**Activity**
Answer these questions from the article on New York's gun laws below.
(a) Who are getting swamped with questions over the confusing new laws?
(b) In what month and year were the U.S. Supreme Court rulings in Bruen issued?
(c) Whose policy does the Hochul Government continue?

THE ARBALEST QUARREL CLARIFIES CONFUSION OVER NEW YORK'S CONCEALED HANDGUN CARRY, AMMUNITION, AND GUN TRANSFER LAWS

NEW YORK GOVERNOR KATHY HOCHUL’S ATTACK ON THE FUNDAMENTAL RIGHT TO ARMED SELF-DEFENSE IS BOTH ILLEGAL AND UNWORKABLE*

New York's licensed firearms dealers and gun ranges are getting swamped with questions over confusing new laws concerning concealed handgun carry licenses, ammunition, and firearms “transfers” (that is to say, purchases, trade-ins, and giveaways).

In this article, we address these important and timely issues and provide clarification on what the law is.

On enactment and enforcement of New York’s Concealed “Carried Improvement Act” (“CCIA”), including recent amendments to the CCIA, licensed firearms dealers and those also operating gun ranges have unfairly suffered the brunt of attacks by frustrated New Yorkers who have seen constant and infuriating delays in their taking possession of firearms and ammunition.

These delays did not occur prior to the amendments to New York’s Gun Law which points to a disturbing fact: the Hochul Government’s changes to the Gun Law, purporting to comply with the June 2022 U.S. Supreme Court rulings in Bruen, did no such thing. In many ways, the Government’s amendments to the Gun Law made matters worse.

Hochul and the Democrat-Party-controlled Legislature in Albany simply gave lip service to the Bruen rulings.

As a matter of fact, the Hochul Government merely continues the policy established by her predecessor Andrew Cuomo.

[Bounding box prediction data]
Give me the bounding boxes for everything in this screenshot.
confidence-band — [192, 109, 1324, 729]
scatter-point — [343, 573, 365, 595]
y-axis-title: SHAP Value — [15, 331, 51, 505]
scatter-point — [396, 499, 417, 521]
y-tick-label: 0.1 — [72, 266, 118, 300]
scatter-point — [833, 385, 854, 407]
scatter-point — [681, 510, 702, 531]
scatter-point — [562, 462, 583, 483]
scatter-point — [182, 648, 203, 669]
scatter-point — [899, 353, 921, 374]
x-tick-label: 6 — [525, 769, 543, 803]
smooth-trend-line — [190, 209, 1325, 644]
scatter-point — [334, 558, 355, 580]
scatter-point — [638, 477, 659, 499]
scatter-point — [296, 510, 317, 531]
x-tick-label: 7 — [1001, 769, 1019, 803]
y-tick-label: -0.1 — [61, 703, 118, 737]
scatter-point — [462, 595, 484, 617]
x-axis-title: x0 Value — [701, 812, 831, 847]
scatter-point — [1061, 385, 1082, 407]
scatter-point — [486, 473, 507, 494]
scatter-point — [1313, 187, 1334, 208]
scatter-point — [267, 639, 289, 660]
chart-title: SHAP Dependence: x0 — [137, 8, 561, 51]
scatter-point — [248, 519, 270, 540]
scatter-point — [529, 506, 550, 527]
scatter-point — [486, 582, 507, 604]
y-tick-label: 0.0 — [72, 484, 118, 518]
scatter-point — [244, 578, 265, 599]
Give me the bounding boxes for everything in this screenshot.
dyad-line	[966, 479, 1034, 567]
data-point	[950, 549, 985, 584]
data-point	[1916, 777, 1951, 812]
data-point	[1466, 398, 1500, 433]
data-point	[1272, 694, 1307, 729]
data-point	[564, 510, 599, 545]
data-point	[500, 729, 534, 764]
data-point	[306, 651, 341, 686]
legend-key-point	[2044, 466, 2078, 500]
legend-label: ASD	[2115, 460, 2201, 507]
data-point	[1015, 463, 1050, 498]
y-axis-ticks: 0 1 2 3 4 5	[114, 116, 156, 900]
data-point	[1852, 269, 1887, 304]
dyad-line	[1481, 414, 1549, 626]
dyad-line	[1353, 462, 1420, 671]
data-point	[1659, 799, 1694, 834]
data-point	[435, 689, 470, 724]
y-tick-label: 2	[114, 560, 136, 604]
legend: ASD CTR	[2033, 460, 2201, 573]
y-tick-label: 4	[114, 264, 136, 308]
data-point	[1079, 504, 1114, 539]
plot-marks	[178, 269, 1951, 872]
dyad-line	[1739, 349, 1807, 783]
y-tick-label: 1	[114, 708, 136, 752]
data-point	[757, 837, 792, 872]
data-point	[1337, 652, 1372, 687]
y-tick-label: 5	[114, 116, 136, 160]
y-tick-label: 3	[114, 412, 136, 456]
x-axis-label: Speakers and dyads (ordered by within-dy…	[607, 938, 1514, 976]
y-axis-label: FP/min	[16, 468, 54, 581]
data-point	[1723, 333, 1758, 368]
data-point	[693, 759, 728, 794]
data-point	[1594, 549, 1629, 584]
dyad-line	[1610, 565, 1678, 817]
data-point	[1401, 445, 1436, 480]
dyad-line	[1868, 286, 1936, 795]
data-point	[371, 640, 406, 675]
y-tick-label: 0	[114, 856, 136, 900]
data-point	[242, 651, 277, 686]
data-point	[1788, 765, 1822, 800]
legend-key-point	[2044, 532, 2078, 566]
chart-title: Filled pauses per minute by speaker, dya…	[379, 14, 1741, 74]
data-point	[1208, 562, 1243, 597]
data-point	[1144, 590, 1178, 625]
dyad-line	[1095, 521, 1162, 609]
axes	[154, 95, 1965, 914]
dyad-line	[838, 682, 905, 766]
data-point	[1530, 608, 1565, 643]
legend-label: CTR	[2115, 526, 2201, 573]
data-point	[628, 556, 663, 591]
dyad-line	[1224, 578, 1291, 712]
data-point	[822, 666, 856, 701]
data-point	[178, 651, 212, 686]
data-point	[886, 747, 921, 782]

**Written solution**
(a) New York's licensed firearms dealers and gun ranges.
(b) June 2022.
(c) The policy of Andrew Cuomo, Hochul's predecessor.